Your task is to output the listing word for word, with pictures excluded.
— begin Records to process —
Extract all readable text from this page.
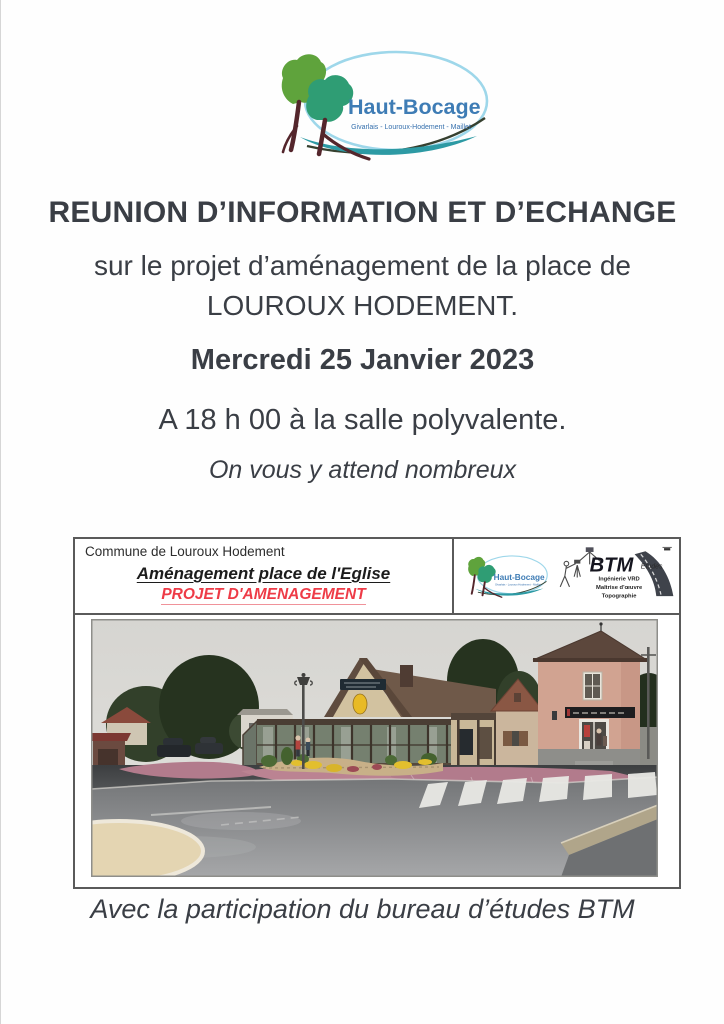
Haut-Bocage
Givarlais - Louroux-Hodement - Maillet
REUNION D’INFORMATION ET D’ECHANGE
sur le projet d’aménagement de la place de
LOUROUX HODEMENT.
Mercredi 25 Janvier 2023
A 18 h 00 à la salle polyvalente.
On vous y attend nombreux
Commune de Louroux Hodement
Aménagement place de l'Eglise
PROJET D'AMENAGEMENT
Haut-Bocage
Givarlais - Louroux-Hodement - Maillet
BTM Etudes
Ingénierie VRD
Maîtrise d'œuvre
Topographie
Avec la participation du bureau d’études BTM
— end Records to process —
| Solution for this problem |
Extract all readable text from this page.
Haut-Bocage
Givarlais - Louroux-Hodement - Maillet
REUNION D’INFORMATION ET D’ECHANGE
sur le projet d’aménagement de la place de
LOUROUX HODEMENT.
Mercredi 25 Janvier 2023
A 18 h 00 à la salle polyvalente.
On vous y attend nombreux
Commune de Louroux Hodement
Aménagement place de l'Eglise
PROJET D'AMENAGEMENT
Haut-Bocage
Givarlais - Louroux-Hodement - Maillet
BTM Etudes
Ingénierie VRD
Maîtrise d'œuvre
Topographie
Avec la participation du bureau d’études BTM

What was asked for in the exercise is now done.